Check each line of the records below and collect those that include the word "Latitude".
── Material for this task
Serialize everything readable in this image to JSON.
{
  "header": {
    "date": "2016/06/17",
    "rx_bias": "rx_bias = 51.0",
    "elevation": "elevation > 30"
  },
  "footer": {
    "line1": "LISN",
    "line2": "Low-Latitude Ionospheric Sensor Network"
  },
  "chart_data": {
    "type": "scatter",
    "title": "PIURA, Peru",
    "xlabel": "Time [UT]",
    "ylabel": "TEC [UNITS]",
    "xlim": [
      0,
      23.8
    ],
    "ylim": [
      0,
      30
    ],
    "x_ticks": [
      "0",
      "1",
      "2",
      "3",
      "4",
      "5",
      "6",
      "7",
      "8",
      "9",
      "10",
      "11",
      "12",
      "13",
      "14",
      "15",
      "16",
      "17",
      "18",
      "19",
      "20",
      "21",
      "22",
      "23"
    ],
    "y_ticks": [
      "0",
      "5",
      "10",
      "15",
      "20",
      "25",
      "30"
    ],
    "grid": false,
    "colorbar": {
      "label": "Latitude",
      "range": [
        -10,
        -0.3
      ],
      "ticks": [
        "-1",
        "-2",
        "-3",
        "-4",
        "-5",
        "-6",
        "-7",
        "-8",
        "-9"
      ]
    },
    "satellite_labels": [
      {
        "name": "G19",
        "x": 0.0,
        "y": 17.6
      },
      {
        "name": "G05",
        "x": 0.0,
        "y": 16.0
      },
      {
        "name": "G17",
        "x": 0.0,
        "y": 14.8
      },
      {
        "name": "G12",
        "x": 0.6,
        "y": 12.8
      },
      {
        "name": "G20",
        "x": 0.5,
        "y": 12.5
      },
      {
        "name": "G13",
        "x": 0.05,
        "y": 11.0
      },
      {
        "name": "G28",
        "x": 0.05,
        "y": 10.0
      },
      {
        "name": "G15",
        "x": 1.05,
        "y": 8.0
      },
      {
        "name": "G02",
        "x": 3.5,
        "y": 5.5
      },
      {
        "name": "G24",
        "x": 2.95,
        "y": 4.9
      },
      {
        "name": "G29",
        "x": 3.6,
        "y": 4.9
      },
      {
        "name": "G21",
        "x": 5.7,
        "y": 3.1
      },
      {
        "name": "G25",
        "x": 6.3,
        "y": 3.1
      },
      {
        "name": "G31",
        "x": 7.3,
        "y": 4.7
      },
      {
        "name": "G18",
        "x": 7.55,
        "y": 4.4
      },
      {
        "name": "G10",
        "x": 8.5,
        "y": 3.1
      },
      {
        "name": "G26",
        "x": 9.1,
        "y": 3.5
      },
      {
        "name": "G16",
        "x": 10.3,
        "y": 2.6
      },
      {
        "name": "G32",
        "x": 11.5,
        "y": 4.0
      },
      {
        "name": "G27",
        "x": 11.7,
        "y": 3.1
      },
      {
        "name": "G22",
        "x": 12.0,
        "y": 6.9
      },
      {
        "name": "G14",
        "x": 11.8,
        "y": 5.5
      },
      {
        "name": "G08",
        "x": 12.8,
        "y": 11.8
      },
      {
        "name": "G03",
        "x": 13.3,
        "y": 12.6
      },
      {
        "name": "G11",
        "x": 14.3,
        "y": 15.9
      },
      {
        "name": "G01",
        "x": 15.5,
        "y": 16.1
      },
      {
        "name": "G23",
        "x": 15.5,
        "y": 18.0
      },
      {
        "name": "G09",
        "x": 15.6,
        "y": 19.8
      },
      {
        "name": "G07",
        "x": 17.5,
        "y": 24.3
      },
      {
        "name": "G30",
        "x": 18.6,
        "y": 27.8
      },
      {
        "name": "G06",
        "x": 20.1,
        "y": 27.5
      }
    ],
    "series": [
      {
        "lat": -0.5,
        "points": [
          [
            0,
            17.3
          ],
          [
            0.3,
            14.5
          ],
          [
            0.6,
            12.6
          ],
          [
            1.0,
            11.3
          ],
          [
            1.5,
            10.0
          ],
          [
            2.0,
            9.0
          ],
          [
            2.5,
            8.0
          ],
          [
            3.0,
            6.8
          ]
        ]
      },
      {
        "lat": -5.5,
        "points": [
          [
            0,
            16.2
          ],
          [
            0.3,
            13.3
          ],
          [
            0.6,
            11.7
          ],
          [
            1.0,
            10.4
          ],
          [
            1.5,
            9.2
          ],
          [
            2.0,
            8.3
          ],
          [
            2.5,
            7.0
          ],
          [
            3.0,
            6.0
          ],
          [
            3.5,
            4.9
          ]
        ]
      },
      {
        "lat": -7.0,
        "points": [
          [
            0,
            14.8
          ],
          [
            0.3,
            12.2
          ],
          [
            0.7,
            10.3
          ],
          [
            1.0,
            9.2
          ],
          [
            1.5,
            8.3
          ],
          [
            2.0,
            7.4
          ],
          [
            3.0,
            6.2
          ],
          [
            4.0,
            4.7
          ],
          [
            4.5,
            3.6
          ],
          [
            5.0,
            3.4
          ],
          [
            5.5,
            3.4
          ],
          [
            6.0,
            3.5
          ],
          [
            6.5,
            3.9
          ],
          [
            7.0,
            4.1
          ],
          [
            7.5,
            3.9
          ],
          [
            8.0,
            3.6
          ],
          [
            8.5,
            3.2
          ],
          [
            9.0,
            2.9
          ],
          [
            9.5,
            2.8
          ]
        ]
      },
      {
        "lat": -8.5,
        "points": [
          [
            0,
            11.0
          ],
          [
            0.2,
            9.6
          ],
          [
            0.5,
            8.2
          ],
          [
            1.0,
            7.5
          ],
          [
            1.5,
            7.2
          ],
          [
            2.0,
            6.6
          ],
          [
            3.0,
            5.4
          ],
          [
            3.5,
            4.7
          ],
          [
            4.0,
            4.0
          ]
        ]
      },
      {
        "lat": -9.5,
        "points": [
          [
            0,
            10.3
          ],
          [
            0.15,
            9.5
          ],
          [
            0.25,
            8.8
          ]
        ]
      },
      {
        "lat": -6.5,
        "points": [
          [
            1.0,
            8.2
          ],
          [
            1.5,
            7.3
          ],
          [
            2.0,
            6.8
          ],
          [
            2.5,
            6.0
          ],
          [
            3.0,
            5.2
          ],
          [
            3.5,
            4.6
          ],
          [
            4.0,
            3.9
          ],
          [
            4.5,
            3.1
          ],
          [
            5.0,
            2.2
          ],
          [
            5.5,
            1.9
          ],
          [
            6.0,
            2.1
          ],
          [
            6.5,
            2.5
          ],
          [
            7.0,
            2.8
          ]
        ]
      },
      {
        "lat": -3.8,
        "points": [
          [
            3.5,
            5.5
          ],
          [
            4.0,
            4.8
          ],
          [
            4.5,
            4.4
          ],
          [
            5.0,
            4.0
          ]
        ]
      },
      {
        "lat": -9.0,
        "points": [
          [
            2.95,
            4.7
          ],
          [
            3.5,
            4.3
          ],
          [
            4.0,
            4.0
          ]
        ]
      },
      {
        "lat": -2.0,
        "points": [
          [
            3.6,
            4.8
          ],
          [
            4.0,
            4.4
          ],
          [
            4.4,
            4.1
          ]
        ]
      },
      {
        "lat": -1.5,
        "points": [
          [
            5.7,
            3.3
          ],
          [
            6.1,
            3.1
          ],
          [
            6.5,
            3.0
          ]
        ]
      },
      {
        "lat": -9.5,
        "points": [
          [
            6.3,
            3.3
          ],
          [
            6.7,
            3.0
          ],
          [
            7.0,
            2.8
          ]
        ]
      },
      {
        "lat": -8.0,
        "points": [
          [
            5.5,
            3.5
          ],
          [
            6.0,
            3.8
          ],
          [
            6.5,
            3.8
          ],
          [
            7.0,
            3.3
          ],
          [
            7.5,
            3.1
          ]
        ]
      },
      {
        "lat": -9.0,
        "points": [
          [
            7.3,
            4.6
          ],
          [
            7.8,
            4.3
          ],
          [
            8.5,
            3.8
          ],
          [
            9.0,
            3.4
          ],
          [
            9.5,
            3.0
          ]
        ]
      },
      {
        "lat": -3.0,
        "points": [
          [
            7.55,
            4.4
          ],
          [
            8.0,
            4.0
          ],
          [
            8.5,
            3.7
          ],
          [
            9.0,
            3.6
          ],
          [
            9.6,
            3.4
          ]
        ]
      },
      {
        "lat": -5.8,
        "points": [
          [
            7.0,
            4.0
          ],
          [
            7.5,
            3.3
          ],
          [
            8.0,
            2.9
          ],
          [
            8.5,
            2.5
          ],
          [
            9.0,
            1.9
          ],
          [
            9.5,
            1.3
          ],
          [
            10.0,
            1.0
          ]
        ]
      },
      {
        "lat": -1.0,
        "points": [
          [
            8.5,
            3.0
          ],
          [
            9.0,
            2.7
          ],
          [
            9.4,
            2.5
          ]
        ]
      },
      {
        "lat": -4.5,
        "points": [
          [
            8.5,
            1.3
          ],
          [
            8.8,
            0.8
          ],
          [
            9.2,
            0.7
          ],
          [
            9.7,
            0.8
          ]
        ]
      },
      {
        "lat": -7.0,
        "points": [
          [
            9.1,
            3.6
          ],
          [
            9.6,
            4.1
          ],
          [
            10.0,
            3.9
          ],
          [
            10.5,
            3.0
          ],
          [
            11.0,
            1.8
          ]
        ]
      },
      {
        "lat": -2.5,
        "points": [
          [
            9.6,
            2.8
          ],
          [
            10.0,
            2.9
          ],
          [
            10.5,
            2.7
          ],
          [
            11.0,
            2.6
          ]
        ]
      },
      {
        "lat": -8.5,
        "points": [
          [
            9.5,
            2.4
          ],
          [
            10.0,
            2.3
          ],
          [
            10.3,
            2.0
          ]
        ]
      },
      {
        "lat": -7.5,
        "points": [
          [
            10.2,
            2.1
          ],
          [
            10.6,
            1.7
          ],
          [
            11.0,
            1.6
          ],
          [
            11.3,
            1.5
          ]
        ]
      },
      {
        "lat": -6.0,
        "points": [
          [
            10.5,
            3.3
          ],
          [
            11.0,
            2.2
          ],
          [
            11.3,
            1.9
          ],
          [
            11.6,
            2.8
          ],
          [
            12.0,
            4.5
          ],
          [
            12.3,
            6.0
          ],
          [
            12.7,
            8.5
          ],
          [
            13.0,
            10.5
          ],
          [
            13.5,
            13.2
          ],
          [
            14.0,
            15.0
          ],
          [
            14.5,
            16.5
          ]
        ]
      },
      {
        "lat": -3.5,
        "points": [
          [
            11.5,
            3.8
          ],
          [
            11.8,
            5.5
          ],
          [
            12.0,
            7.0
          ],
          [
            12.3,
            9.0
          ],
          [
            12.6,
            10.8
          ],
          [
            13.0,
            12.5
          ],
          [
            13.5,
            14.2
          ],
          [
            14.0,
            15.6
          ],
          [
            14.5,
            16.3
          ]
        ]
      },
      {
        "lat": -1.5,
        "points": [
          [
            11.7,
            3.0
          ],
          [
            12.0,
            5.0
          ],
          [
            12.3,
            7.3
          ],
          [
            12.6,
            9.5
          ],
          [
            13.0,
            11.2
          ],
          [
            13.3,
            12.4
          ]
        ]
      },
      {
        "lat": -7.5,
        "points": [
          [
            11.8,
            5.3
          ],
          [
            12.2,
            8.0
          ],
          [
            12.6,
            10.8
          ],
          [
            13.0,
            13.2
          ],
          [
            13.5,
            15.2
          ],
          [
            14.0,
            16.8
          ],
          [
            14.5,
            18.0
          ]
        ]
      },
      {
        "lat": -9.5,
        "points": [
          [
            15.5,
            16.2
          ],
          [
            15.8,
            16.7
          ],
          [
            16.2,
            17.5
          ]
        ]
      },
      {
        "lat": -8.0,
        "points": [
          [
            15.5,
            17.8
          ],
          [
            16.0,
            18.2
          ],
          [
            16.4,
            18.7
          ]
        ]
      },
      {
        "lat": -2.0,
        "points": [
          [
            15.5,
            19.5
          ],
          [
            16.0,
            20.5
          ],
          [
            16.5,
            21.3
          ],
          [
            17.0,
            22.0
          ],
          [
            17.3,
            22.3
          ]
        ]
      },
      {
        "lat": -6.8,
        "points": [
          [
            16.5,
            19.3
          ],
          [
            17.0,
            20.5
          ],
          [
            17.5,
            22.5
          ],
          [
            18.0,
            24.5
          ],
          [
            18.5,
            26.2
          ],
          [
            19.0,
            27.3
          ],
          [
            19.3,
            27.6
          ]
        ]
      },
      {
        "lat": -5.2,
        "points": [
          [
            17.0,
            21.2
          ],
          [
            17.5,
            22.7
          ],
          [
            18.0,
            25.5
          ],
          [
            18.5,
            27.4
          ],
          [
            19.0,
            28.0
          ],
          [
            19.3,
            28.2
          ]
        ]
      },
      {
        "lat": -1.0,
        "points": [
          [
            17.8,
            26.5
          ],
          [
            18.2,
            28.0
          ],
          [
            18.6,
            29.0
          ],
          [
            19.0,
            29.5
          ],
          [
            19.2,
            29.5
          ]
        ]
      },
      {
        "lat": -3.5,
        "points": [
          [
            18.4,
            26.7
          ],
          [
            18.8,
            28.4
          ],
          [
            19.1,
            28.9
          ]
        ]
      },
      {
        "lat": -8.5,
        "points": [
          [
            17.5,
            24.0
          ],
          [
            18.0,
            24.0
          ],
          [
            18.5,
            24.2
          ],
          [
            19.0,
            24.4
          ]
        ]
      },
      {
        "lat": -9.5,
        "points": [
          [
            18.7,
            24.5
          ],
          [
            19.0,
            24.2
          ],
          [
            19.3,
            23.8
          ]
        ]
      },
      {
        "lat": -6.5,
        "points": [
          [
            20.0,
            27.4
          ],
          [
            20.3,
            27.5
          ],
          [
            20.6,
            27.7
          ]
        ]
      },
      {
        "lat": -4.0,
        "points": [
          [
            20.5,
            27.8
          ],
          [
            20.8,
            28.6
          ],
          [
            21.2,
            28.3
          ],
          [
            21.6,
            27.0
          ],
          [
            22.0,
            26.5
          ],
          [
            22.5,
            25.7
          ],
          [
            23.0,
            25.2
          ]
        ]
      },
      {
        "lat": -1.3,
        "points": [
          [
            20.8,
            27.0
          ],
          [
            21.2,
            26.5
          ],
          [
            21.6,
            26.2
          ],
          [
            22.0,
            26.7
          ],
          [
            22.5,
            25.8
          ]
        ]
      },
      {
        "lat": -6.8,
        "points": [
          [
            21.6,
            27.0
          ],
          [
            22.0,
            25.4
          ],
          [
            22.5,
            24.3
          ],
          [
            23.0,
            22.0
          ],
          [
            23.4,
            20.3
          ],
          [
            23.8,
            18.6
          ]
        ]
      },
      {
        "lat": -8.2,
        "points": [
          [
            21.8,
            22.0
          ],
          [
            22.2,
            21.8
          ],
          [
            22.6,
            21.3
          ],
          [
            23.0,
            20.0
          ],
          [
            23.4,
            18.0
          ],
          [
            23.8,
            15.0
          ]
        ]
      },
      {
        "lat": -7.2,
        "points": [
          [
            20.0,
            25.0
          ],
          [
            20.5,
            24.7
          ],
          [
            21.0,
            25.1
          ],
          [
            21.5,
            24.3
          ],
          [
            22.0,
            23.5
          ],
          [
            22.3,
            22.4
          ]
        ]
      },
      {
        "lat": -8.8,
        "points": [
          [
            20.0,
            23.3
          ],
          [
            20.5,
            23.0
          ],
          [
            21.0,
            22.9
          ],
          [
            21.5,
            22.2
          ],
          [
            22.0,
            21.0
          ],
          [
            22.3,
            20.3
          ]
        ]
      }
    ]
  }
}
────
**Exercise output**
    "line2": "Low-Latitude Ionospheric Sensor Network"
      "label": "Latitude",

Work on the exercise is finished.